### Direction:
Each line that holds the word "email" is to be identified and copied.

### Provided records:

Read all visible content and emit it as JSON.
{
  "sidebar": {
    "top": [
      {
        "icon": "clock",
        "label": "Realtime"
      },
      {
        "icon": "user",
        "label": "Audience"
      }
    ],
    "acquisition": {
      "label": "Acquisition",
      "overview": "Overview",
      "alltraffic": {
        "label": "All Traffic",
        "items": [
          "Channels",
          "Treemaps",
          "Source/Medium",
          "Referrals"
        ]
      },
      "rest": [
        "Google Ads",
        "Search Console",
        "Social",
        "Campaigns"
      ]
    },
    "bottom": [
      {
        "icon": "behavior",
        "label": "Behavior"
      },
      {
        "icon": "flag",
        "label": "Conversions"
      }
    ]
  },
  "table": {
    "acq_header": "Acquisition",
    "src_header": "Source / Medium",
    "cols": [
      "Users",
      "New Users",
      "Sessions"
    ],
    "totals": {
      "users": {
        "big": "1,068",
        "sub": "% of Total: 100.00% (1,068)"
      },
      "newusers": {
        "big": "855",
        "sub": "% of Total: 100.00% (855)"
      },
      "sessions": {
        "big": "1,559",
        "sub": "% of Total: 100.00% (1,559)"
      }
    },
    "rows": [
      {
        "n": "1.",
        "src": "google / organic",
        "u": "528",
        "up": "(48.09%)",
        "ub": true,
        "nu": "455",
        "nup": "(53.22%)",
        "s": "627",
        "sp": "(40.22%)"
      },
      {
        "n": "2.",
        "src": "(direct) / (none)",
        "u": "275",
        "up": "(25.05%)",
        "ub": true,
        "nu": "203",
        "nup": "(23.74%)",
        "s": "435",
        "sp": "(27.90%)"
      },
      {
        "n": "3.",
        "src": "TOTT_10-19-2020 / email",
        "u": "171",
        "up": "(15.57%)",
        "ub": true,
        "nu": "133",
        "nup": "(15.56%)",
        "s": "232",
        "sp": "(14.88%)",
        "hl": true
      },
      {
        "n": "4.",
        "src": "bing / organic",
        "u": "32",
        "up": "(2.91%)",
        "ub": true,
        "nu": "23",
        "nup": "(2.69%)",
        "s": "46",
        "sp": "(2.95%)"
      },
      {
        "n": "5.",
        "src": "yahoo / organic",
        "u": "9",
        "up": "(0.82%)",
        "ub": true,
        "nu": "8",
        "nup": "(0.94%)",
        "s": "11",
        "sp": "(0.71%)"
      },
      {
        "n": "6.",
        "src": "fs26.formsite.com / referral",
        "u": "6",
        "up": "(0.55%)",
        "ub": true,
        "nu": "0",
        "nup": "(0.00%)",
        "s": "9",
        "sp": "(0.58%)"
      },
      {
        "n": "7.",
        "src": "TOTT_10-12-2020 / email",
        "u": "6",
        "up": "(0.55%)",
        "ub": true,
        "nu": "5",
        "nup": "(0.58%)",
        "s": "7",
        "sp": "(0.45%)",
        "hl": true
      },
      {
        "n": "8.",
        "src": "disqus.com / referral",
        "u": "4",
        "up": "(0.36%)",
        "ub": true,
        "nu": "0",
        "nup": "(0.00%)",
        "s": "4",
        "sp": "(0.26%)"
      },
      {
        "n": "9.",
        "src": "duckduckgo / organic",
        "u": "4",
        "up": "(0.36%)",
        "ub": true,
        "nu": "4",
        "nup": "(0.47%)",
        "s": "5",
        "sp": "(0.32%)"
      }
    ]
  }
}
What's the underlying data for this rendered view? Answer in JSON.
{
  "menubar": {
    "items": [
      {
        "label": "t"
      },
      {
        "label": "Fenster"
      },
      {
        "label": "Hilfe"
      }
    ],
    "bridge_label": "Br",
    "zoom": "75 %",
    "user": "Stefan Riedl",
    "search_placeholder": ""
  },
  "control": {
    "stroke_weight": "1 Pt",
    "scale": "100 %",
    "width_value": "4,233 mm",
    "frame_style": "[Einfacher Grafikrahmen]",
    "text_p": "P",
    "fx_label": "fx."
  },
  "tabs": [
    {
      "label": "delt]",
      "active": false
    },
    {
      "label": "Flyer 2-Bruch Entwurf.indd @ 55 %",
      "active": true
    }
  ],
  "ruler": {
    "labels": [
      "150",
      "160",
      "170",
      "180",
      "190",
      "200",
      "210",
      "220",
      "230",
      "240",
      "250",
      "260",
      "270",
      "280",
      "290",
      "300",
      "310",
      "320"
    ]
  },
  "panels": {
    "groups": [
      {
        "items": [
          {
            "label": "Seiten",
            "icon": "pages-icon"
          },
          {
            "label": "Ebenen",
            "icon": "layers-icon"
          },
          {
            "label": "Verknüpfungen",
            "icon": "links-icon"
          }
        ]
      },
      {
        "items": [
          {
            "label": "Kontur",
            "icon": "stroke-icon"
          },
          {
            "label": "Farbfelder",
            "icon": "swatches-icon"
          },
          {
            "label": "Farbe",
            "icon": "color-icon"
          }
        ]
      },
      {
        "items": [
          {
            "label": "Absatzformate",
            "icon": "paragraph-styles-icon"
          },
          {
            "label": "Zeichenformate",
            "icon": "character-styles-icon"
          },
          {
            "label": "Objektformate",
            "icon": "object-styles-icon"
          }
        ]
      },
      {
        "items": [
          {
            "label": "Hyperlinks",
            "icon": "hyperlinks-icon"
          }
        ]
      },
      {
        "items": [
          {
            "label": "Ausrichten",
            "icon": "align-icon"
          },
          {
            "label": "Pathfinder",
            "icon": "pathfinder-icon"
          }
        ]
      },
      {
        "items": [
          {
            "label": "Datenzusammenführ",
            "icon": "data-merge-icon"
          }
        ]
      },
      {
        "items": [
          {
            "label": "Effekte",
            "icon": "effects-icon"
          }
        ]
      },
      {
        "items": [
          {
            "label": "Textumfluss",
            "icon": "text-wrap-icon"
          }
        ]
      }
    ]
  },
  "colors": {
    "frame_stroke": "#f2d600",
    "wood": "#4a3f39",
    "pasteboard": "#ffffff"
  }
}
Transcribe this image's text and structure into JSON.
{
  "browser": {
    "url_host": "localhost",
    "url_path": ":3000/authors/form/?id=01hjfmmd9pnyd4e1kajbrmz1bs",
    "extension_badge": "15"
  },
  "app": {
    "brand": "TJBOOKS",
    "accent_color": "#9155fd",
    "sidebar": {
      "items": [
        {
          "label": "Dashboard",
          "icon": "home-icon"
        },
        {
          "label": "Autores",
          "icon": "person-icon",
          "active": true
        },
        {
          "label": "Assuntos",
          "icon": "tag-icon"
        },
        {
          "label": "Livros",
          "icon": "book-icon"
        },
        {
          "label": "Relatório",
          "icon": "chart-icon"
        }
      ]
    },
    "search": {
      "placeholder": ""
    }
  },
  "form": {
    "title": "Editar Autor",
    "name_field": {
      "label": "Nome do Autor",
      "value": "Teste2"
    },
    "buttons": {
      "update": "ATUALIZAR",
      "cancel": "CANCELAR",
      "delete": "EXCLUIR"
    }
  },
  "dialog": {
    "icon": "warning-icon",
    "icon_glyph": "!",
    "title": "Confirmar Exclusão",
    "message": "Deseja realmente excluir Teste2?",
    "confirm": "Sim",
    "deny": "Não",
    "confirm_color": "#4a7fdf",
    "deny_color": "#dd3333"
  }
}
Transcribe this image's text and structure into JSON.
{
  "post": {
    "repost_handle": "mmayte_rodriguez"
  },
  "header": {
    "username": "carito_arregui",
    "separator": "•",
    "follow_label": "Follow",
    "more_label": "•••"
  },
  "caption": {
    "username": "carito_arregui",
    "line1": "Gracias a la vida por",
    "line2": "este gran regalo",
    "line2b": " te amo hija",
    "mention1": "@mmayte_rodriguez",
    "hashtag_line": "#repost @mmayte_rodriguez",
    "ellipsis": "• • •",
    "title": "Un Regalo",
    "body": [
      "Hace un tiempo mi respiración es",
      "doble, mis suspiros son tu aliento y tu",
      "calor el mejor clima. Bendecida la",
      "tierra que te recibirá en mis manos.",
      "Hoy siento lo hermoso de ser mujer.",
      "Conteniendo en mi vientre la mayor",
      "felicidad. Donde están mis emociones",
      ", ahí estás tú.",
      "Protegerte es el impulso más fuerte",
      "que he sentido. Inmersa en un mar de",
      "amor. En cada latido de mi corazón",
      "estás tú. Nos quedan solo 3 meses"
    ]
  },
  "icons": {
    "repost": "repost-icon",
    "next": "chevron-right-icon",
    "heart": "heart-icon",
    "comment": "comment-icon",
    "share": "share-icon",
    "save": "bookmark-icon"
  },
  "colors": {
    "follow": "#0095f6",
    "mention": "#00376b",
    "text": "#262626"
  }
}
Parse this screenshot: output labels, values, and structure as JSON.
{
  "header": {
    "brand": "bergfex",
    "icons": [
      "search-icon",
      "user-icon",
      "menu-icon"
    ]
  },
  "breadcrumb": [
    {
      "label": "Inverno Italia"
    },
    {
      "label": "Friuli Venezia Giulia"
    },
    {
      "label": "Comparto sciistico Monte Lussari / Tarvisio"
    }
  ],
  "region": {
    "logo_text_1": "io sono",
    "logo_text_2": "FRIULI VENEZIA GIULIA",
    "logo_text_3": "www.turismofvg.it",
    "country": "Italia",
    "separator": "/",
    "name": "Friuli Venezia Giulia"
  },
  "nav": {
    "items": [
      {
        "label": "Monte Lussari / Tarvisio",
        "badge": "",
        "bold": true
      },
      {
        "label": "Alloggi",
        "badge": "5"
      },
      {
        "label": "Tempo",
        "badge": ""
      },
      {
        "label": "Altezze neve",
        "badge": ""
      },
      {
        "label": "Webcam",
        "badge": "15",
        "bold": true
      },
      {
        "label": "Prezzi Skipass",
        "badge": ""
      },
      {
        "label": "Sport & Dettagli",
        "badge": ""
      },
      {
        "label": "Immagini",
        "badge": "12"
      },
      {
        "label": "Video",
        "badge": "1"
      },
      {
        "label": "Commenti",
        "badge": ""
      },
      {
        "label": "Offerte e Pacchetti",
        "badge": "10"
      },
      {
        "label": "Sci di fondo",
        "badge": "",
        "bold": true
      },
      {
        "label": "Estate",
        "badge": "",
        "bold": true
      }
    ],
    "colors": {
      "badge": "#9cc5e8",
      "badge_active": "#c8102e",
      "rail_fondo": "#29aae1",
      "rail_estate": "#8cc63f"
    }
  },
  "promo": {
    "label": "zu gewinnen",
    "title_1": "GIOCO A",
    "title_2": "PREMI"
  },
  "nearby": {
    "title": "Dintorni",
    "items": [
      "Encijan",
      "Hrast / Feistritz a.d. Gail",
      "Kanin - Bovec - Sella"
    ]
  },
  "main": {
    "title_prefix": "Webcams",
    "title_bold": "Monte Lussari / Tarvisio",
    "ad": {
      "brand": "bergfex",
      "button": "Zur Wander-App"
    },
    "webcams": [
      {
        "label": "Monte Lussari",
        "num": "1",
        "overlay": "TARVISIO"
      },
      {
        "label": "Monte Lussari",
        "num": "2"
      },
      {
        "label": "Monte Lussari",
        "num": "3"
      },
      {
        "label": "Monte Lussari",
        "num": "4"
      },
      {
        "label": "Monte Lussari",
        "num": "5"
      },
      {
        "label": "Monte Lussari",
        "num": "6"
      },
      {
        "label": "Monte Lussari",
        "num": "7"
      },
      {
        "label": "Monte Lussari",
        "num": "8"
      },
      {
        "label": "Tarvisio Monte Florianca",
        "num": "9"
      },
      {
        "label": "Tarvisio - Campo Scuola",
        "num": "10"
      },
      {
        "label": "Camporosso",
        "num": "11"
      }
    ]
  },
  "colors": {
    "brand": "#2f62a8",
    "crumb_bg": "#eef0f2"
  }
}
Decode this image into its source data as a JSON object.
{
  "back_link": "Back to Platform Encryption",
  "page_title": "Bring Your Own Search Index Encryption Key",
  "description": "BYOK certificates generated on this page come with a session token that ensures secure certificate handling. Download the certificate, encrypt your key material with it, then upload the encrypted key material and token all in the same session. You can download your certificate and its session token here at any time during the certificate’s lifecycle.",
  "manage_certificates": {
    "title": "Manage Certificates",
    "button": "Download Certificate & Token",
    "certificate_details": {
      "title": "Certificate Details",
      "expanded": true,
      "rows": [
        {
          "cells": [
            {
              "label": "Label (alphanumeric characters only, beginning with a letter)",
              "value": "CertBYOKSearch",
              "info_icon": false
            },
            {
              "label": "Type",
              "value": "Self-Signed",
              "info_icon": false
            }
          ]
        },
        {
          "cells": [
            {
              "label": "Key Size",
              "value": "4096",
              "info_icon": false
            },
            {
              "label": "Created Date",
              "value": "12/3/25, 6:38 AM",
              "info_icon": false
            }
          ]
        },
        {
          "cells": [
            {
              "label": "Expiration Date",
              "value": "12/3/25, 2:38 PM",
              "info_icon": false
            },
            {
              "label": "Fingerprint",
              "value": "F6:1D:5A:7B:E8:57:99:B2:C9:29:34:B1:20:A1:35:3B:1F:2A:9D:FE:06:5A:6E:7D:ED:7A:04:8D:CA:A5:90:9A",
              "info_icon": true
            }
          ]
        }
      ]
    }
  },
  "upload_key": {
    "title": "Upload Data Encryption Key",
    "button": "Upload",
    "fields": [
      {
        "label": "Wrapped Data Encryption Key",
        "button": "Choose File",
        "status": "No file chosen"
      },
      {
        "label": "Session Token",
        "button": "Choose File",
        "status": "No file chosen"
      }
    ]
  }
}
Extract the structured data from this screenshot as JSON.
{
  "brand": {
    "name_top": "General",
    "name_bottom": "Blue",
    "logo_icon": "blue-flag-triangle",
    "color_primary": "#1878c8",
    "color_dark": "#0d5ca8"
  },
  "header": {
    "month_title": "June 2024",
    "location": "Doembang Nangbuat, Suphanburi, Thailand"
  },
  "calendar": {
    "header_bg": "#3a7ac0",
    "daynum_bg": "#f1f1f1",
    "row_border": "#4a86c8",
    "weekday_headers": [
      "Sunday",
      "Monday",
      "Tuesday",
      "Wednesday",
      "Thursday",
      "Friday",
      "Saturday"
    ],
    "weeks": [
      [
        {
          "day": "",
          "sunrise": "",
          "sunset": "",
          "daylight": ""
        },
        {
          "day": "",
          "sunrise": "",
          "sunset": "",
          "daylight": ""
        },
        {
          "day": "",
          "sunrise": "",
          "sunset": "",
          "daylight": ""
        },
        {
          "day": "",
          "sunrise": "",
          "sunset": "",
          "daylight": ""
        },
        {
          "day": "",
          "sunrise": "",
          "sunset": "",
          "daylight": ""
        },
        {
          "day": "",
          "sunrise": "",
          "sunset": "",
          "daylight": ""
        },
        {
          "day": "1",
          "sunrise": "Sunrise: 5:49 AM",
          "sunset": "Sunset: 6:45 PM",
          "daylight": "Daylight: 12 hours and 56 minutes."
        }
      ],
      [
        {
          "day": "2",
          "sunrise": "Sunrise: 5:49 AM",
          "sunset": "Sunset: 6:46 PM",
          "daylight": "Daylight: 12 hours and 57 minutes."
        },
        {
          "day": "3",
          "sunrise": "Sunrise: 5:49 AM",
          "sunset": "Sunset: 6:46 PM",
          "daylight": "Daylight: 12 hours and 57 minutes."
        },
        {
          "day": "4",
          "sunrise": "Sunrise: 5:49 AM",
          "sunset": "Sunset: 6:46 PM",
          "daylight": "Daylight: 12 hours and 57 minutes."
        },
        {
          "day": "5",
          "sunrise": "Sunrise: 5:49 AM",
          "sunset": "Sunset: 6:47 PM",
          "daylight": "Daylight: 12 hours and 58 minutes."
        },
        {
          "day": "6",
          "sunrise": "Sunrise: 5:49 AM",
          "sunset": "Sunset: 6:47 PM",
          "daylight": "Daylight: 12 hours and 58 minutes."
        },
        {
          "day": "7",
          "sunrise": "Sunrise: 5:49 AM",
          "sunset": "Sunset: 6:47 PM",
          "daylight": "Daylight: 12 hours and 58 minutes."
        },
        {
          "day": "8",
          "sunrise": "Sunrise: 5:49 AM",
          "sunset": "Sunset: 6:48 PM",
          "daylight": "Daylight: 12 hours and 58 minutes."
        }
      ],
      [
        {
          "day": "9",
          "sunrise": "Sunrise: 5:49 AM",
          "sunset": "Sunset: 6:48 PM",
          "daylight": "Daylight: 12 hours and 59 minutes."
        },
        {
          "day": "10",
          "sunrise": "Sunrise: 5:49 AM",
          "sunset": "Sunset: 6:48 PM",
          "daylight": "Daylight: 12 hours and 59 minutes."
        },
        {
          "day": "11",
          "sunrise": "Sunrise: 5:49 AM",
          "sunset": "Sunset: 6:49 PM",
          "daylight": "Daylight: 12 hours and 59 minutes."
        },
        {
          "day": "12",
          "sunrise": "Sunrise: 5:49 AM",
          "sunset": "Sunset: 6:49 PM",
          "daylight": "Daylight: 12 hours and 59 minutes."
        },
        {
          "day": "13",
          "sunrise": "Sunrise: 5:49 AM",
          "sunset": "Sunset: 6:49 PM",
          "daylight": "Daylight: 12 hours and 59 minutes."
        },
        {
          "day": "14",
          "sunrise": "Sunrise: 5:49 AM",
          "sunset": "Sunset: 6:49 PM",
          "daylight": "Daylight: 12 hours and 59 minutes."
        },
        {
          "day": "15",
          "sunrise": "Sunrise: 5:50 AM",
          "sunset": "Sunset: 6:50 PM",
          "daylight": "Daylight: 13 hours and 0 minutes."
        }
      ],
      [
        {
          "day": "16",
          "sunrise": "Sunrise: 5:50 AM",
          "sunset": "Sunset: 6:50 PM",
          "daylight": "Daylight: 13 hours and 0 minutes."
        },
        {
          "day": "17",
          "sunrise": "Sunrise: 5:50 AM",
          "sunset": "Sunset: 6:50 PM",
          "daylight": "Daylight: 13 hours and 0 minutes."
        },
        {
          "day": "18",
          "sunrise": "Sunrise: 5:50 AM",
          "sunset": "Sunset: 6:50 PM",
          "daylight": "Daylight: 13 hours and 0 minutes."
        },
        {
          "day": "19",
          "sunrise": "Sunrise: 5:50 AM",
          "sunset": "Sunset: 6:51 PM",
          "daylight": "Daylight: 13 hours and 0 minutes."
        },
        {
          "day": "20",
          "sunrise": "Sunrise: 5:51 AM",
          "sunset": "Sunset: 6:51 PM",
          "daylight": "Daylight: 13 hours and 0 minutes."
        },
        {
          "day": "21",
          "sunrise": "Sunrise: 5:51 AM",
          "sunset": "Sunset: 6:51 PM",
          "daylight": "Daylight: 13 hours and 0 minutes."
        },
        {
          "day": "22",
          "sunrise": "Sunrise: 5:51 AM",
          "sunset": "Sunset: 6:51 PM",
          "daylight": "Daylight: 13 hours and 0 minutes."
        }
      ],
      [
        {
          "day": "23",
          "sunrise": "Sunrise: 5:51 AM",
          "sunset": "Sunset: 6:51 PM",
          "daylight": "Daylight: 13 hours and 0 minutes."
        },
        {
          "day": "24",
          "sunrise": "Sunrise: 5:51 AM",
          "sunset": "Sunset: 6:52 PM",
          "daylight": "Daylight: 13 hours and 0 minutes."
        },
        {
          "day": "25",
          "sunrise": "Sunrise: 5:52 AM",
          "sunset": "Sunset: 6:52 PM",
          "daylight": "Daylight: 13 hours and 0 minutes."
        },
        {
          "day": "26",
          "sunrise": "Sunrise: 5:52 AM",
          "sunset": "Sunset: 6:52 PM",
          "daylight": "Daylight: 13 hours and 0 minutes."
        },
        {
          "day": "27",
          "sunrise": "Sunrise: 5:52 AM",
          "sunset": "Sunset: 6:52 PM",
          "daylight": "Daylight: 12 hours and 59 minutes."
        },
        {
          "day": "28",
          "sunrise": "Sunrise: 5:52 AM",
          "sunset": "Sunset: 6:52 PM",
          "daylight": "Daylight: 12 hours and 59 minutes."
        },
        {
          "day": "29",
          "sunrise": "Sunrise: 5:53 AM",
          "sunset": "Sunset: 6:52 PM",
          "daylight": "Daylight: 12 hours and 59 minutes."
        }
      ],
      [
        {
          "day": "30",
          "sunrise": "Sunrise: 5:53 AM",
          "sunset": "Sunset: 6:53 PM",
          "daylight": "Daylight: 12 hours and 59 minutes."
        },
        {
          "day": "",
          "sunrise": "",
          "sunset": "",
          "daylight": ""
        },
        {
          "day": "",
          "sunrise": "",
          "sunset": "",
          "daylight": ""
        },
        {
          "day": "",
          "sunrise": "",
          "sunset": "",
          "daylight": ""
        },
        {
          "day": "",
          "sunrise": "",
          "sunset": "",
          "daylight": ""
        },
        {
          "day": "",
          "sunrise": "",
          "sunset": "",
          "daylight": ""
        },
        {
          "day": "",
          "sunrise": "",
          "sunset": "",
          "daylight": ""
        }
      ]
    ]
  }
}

### Problem solution:
        "src": "TOTT_10-19-2020 / email",
        "src": "TOTT_10-12-2020 / email",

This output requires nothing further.